Find the lines below that contain the string "modified". Copy each one.

###

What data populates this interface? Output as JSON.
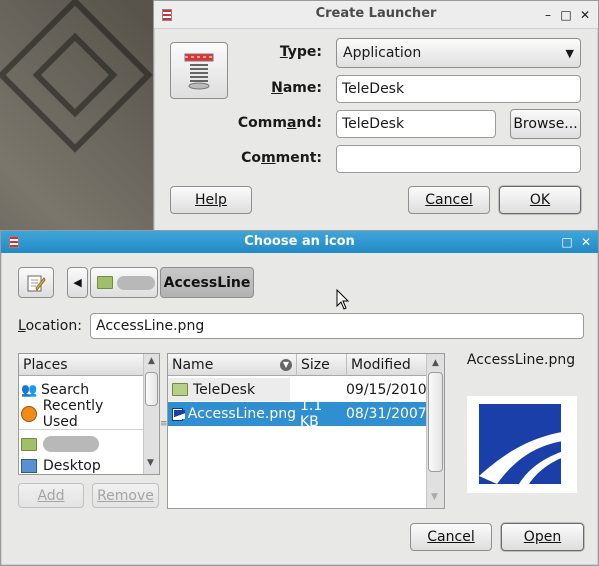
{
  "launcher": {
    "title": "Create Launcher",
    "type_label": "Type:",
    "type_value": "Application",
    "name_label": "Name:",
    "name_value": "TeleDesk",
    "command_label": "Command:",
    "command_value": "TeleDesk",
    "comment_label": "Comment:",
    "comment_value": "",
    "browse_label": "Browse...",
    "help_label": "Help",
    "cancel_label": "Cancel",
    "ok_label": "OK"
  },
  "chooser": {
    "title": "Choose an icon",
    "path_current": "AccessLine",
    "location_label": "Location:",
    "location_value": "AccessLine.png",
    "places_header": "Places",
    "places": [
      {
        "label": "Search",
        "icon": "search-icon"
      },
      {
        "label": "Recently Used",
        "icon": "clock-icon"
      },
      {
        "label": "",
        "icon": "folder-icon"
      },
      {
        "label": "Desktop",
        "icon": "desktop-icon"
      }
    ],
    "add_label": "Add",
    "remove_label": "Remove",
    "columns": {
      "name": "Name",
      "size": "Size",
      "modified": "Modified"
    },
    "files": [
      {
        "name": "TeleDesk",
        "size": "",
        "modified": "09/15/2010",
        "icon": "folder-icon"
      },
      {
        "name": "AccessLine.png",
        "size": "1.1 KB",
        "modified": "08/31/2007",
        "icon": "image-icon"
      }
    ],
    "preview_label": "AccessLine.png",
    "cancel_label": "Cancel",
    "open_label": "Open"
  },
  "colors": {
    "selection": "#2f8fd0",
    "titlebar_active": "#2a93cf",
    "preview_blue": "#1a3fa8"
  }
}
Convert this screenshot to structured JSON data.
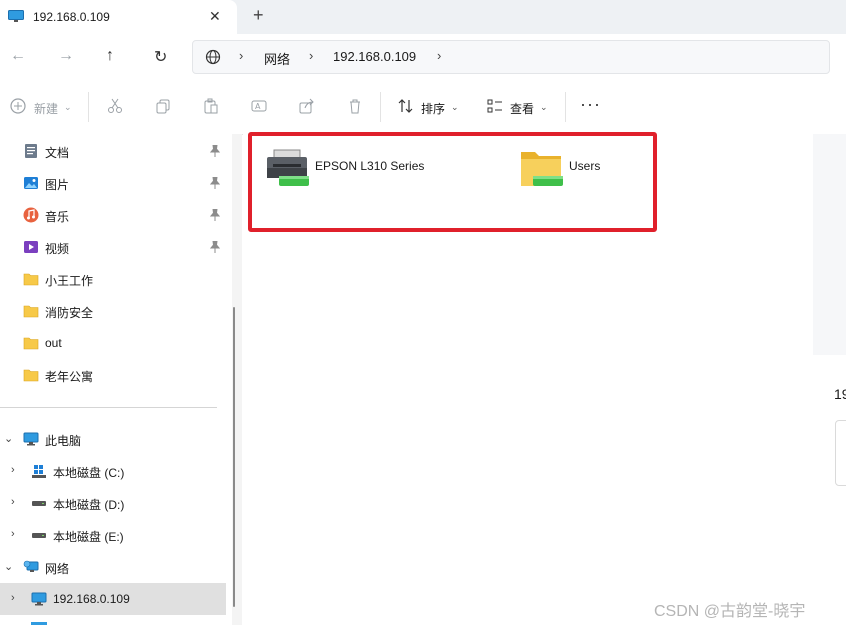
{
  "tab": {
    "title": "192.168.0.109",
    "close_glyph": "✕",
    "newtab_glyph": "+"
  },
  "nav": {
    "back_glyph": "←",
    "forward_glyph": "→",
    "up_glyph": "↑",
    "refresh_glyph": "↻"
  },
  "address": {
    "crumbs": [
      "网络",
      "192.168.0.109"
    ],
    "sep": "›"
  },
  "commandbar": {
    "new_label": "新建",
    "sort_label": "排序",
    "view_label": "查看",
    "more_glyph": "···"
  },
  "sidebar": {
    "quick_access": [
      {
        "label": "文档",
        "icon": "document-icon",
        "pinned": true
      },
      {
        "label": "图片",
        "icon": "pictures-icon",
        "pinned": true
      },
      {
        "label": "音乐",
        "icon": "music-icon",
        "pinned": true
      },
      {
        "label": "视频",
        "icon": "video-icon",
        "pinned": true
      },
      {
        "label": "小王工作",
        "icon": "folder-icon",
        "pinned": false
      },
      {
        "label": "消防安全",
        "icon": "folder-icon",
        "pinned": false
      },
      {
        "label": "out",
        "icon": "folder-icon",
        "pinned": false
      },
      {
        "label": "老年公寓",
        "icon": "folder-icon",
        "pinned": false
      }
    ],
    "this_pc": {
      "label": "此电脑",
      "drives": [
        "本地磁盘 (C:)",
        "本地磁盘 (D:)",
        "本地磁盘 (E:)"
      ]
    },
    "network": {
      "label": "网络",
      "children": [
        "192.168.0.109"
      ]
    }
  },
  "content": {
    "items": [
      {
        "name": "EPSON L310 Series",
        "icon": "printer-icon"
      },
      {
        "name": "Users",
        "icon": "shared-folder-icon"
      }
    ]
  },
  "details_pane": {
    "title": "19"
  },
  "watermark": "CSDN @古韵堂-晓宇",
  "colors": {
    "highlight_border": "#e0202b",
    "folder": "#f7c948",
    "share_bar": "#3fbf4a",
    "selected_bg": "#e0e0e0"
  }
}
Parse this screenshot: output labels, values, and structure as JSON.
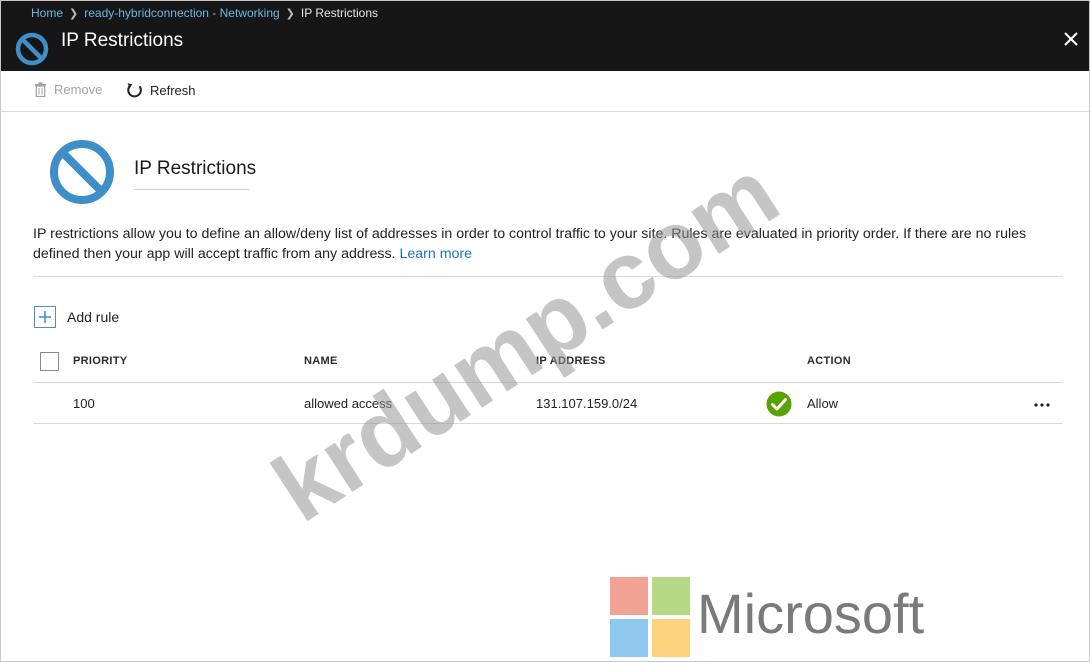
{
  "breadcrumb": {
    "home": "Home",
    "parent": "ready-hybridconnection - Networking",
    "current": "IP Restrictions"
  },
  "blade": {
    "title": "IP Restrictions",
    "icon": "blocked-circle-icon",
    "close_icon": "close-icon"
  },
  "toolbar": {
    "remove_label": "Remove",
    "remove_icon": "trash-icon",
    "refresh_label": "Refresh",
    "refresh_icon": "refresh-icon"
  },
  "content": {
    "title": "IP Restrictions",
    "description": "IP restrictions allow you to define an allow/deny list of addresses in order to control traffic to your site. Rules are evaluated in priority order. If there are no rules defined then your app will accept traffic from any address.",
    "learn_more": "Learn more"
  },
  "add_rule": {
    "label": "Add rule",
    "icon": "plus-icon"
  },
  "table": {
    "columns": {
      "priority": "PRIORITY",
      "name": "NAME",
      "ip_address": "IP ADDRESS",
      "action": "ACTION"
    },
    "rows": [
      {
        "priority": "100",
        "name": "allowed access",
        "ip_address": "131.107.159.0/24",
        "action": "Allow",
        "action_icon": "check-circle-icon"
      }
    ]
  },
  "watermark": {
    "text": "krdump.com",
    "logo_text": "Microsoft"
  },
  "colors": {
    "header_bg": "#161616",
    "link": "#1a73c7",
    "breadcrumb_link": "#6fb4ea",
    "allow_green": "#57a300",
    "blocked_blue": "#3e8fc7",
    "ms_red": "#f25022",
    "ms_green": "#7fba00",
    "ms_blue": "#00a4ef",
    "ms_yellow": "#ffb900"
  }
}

###

▸ Complete answer:
      "modified": "Modified"
        "modified": "09/15/2010",
        "modified": "08/31/2007",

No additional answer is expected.